** Start of Input records **
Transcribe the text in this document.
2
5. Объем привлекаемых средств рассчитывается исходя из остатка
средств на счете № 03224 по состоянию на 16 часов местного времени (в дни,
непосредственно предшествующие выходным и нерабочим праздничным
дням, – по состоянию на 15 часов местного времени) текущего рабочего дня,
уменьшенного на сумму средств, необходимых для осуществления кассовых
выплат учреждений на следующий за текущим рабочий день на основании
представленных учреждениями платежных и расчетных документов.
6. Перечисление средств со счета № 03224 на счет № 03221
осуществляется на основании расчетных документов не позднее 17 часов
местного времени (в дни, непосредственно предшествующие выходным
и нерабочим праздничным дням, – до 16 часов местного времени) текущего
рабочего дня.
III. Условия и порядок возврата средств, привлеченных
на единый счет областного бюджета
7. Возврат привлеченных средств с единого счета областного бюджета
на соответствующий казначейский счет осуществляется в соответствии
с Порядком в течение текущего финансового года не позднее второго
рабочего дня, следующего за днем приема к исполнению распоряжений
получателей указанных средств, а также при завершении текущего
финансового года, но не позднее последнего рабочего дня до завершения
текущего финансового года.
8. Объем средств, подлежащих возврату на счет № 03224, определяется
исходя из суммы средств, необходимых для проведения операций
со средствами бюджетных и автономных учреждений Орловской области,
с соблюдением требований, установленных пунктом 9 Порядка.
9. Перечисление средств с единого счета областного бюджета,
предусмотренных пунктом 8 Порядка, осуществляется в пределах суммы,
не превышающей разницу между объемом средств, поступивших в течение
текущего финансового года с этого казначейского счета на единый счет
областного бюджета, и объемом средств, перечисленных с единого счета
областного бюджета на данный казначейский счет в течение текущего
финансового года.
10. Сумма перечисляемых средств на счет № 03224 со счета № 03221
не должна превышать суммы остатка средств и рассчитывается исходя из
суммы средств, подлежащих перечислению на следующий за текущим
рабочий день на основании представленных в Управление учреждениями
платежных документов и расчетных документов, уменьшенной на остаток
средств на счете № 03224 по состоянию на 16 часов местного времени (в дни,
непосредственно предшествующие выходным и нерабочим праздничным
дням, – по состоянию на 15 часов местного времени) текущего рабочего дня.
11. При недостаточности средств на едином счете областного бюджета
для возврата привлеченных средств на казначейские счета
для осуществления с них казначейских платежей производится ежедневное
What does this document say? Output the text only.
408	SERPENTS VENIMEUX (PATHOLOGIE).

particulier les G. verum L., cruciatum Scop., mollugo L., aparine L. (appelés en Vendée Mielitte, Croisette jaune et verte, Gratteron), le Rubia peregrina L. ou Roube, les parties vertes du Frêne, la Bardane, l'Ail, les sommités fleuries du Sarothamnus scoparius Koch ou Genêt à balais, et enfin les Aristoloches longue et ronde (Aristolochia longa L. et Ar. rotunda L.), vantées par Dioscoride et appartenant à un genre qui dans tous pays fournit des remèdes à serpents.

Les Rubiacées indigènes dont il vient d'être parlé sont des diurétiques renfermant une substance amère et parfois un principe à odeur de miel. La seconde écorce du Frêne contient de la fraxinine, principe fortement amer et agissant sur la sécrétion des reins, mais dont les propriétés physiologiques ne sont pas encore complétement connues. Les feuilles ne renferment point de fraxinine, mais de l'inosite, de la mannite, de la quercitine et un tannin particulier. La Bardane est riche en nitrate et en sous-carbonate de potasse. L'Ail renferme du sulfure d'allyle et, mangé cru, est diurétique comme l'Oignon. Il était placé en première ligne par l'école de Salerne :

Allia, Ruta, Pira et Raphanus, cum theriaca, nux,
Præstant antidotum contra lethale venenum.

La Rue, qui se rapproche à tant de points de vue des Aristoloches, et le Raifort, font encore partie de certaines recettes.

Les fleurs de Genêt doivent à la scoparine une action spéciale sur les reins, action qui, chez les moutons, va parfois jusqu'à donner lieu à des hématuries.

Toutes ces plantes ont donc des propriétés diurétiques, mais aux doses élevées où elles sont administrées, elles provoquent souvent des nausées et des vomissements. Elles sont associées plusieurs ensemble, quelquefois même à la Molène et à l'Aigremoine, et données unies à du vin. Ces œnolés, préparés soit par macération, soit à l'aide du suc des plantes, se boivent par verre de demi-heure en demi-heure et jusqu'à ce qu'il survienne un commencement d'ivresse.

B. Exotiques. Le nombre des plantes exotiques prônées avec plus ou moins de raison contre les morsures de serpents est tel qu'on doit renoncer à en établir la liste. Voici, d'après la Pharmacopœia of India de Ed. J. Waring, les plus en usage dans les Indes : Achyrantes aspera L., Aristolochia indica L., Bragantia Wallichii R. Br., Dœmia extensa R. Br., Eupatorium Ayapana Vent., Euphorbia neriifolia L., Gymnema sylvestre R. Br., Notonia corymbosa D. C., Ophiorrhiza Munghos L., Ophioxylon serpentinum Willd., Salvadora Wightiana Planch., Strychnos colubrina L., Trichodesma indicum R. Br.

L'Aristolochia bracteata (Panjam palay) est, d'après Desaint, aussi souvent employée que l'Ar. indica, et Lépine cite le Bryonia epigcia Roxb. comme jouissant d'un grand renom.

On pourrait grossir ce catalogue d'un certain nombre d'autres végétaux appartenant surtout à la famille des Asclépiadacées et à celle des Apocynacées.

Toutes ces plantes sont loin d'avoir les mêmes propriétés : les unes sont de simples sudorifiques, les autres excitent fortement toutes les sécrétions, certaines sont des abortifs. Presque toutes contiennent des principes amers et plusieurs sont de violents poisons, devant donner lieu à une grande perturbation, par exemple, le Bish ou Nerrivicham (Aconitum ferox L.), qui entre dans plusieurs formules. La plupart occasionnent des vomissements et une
** End of Input records **
# Do this
Gather up the lines that contain the word "суммы".

# Result
исходя из суммы средств, необходимых для проведения операций
предусмотренных пунктом 8 Порядка, осуществляется в пределах суммы,
не должна превышать суммы остатка средств и рассчитывается исходя из
суммы средств, подлежащих перечислению на следующий за текущим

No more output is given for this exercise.